What to do:
In the text about Telecosm, rewrite the passage from "Speaking like a" to "the telecosm arena.", replacing "prophet" with "herald".

Study text:
━━━━━━━━━━
And he said, "Let the computer age be over."
And so it was.

George Gilder, the tech-friendly author of the well-received chip treatise, The Meaning of the Microcosm, and publisher of the Gilder Technology Report, has brought forth Telecosm: How Infinite Bandwidth Will Revolutionize Our World, another work of technical prose that's sure to appeal to both techheads and nontechnical folks alike.

Telecosm predicts a revolutionary new era of unlimited bandwidth: it describes how the "age of the microchip"--dubbed the "microcosm"--is ending and leaving in its wake a new era--the "telecosm," or "the world enabled and defined by new communications technology."

Speaking like a prophet of the bandwidth deity, Brother Gilder lays down the telecosmic commandments--the Law of the Telecosm, Gilder's Law, the Black Box Law, and so on. He describes the gaggle of industry players--from cable and satellite to telephone and computer--who populate the telecosm arena.
━━━━━━━━━━
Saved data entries
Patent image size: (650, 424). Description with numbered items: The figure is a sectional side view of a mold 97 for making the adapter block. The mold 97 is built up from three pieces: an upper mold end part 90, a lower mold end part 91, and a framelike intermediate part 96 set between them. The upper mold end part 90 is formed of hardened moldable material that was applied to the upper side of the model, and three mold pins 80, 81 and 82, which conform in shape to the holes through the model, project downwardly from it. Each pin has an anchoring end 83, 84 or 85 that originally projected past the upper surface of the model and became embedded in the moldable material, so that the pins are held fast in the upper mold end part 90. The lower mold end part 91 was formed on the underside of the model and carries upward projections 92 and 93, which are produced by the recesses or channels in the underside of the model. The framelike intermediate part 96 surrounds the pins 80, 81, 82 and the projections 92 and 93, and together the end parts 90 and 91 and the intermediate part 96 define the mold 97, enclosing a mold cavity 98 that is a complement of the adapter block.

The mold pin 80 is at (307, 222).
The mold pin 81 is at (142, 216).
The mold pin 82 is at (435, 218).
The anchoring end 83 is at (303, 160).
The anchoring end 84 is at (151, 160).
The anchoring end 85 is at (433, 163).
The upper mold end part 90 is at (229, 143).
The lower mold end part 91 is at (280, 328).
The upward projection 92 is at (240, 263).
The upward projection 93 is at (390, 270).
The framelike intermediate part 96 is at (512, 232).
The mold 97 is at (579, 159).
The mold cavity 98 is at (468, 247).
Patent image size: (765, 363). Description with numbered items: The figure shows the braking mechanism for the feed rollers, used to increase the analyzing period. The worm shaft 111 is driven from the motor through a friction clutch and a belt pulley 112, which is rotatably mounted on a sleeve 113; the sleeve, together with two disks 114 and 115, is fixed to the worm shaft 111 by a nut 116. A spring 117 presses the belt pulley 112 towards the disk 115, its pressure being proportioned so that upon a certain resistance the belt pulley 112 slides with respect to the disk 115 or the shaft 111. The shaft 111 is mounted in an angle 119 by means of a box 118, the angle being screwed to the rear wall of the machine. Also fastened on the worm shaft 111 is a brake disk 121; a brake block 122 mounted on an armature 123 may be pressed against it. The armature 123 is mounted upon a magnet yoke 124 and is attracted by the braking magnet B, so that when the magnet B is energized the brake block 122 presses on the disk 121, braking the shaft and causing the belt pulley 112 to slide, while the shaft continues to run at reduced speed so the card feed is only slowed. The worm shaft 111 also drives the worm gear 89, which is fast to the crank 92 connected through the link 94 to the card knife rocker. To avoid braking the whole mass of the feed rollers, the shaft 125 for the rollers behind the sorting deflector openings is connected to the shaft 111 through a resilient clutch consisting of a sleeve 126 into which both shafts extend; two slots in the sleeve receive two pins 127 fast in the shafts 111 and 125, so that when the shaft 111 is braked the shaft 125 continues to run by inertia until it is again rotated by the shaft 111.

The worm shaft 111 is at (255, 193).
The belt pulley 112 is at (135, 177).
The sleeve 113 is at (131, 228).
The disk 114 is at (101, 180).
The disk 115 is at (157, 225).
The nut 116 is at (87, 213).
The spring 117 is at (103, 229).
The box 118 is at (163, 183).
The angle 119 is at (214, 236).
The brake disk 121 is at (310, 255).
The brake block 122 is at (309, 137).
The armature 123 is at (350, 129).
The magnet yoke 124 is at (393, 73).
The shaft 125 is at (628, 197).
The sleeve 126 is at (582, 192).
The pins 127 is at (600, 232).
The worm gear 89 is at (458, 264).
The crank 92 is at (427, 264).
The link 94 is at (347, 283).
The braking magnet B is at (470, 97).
━━━━━━━━━━
Answer to this task:
Speaking like a herald of the bandwidth deity, Brother Gilder lays down the telecosmic commandments--the Law of the Telecosm, Gilder's Law, the Black Box Law, and so on. He describes the gaggle of industry players--from cable and satellite to telephone and computer--who populate the telecosm arena.